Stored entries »

-*-

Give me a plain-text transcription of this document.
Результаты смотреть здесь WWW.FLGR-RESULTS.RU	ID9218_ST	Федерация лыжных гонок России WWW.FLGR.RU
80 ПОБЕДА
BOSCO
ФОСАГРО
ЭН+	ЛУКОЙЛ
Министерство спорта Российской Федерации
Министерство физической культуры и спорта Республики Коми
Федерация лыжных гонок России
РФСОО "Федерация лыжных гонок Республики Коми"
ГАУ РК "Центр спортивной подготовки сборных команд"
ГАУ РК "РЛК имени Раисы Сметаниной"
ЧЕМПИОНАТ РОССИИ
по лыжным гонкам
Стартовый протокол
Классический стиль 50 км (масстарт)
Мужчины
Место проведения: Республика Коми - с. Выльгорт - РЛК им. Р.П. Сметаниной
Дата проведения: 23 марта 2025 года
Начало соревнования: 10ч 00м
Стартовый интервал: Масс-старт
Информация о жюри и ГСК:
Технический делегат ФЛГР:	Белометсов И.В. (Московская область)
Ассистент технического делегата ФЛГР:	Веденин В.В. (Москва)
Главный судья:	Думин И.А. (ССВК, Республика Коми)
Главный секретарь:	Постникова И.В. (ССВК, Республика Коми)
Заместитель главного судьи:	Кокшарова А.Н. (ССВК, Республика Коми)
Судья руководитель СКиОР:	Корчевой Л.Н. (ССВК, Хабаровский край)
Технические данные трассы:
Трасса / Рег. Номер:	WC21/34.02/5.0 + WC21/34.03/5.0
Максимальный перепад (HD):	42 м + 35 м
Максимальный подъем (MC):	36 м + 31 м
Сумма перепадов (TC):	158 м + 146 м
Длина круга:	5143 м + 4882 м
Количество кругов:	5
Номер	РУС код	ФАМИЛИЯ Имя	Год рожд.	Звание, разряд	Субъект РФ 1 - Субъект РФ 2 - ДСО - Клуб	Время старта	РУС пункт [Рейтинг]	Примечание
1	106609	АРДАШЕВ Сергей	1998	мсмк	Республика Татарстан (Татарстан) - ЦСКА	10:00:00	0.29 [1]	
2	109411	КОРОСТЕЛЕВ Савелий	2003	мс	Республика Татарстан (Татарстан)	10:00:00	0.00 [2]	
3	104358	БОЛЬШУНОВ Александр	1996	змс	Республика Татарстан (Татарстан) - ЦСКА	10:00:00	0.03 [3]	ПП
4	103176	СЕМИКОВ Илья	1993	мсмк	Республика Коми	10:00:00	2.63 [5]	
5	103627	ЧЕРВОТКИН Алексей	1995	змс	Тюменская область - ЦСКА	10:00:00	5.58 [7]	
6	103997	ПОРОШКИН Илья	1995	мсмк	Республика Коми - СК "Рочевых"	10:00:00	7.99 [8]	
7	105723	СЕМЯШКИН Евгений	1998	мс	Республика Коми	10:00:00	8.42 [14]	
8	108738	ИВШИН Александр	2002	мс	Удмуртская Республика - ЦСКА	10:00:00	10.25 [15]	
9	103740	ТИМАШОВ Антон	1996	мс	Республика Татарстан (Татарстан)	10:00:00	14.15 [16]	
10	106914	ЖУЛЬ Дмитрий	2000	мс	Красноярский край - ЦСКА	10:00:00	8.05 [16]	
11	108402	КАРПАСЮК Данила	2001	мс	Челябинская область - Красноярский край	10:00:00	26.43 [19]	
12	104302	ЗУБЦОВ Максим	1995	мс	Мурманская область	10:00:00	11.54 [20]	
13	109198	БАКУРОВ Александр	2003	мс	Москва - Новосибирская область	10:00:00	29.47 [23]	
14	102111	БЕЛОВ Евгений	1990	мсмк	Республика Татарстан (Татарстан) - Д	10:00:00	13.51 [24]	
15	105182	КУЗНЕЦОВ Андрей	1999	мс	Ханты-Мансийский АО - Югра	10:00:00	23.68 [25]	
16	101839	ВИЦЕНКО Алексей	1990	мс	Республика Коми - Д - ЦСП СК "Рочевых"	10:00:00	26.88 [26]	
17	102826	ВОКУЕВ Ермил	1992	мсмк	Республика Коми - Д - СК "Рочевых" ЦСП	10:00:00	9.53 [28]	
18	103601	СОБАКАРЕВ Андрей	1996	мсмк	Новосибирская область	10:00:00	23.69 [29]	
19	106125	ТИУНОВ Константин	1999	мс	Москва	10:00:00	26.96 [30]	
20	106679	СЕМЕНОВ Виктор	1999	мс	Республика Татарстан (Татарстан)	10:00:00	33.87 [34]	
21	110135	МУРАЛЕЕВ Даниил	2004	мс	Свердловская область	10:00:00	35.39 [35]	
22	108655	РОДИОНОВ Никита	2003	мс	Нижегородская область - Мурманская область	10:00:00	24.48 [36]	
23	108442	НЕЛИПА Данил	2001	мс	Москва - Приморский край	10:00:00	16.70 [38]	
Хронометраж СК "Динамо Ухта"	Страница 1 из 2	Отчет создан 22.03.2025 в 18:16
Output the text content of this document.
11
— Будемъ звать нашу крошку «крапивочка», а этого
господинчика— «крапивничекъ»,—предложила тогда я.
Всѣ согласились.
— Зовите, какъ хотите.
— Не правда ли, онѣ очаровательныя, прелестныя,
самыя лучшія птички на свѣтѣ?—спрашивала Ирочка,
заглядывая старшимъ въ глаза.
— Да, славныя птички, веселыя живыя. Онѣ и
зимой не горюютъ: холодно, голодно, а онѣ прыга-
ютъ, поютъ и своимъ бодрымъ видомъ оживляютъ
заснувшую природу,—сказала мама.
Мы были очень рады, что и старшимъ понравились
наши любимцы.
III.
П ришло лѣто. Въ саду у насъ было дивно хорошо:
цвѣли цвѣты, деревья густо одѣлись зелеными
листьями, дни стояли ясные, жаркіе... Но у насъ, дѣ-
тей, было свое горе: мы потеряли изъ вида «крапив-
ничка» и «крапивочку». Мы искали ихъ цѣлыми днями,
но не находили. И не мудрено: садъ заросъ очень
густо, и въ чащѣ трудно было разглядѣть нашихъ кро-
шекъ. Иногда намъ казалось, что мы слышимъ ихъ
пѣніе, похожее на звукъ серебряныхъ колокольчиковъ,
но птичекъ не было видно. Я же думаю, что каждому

-*-

Filter out every line that lacks the word "Новосибирская", and copy the rest.

13	109198	БАКУРОВ Александр	2003	мс	Москва - Новосибирская область	10:00:00	29.47 [23]	
18	103601	СОБАКАРЕВ Андрей	1996	мсмк	Новосибирская область	10:00:00	23.69 [29]	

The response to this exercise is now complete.